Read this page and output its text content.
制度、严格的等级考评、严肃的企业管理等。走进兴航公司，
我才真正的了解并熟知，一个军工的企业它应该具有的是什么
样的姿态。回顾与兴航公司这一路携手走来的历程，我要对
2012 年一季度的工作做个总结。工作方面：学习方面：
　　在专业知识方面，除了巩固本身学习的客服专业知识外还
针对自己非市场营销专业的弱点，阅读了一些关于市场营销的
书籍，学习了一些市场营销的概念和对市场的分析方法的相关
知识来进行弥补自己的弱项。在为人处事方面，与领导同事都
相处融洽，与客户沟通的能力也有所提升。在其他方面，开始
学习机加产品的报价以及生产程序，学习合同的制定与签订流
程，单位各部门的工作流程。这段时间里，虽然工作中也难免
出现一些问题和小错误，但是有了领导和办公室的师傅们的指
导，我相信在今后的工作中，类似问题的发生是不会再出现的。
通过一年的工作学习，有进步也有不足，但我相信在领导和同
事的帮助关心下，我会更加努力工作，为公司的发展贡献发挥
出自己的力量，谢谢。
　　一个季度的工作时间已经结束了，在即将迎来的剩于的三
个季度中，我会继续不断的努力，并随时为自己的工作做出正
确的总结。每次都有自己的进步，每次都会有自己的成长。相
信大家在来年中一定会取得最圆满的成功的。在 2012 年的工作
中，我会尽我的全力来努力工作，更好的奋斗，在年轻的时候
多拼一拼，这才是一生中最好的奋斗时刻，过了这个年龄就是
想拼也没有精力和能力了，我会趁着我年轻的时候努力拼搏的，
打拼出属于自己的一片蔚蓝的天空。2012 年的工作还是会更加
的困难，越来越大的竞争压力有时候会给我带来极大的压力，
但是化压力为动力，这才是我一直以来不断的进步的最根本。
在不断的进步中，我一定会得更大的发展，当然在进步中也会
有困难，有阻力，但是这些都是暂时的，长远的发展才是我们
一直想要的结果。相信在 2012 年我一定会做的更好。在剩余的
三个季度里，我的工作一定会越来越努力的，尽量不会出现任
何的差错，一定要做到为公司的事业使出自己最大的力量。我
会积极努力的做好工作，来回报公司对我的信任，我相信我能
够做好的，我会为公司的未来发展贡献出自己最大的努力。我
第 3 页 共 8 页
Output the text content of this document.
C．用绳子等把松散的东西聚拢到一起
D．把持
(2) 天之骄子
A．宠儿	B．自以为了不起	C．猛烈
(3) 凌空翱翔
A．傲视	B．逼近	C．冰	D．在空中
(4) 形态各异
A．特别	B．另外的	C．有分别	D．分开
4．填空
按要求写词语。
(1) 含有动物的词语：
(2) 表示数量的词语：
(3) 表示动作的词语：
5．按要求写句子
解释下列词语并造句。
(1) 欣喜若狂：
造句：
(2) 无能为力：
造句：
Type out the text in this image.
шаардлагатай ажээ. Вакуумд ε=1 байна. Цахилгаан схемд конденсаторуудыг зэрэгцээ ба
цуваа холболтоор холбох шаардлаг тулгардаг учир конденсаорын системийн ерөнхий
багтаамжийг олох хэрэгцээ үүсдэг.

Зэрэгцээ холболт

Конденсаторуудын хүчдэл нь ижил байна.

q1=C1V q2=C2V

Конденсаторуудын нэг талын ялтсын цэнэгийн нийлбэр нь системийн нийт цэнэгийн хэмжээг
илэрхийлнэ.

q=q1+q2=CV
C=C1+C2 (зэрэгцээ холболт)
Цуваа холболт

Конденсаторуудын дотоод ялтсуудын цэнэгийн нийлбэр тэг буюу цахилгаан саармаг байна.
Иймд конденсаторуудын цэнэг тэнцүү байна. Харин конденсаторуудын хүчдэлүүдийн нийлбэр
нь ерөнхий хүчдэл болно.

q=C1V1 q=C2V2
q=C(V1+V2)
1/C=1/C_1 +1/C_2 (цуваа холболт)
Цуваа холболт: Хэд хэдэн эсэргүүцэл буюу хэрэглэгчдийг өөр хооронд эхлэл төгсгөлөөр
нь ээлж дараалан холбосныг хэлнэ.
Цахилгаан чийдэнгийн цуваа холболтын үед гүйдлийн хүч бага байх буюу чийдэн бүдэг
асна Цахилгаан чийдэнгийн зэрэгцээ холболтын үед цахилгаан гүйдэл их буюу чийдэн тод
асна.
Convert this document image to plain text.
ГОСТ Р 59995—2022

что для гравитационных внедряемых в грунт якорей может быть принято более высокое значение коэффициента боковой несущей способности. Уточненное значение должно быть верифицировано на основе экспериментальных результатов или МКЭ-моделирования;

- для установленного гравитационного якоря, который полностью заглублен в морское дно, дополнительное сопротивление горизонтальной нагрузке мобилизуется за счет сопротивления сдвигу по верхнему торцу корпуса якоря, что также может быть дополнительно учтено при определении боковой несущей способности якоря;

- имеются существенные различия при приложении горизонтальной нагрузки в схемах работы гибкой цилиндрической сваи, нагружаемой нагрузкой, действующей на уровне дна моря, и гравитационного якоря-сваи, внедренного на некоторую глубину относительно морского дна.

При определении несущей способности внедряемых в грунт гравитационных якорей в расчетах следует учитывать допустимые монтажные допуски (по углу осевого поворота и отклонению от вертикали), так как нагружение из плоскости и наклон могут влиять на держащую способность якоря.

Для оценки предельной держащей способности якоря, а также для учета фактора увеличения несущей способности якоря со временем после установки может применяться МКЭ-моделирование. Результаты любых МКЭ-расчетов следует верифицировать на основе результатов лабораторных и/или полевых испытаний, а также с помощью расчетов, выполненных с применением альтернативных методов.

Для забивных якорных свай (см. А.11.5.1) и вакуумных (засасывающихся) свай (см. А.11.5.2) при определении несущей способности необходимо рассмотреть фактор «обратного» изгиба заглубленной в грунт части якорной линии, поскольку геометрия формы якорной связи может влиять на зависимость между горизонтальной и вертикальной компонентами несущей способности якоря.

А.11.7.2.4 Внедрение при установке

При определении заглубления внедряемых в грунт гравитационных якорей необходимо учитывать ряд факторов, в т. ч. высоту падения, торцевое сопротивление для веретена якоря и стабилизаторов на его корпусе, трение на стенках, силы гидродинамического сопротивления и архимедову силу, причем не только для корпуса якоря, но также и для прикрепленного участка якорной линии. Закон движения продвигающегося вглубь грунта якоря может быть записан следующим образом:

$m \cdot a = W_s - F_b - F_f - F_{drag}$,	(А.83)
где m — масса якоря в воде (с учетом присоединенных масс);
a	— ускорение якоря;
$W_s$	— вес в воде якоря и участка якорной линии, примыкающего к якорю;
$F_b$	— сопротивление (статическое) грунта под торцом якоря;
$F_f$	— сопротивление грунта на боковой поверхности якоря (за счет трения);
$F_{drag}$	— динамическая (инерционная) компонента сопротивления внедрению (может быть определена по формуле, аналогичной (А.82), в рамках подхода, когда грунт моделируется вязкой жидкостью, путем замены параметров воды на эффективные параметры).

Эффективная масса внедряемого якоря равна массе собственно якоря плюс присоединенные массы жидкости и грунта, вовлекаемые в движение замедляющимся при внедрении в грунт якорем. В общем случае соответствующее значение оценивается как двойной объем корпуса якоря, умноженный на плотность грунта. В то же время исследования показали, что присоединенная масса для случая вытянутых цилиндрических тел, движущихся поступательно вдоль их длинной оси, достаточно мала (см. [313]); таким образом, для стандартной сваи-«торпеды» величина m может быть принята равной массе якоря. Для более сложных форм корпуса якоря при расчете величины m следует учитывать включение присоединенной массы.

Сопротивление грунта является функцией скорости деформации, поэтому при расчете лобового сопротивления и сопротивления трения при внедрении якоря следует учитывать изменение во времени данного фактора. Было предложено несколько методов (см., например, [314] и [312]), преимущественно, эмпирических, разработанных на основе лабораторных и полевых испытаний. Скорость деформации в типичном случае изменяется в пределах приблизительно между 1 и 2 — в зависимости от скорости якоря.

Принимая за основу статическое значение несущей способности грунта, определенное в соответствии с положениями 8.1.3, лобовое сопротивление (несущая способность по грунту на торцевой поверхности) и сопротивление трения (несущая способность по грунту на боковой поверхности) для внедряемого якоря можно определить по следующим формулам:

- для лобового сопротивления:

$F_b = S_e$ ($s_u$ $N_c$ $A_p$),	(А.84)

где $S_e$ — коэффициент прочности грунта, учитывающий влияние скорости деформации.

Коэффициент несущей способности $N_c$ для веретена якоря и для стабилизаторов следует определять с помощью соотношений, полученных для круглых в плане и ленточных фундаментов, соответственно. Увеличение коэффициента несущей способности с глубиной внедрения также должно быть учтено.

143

EXERCISE REQUIREMENTS: Tally up the lines in the records that contain the word "асна" and give only the total.

ANSWER TO THIS PROBLEM: 2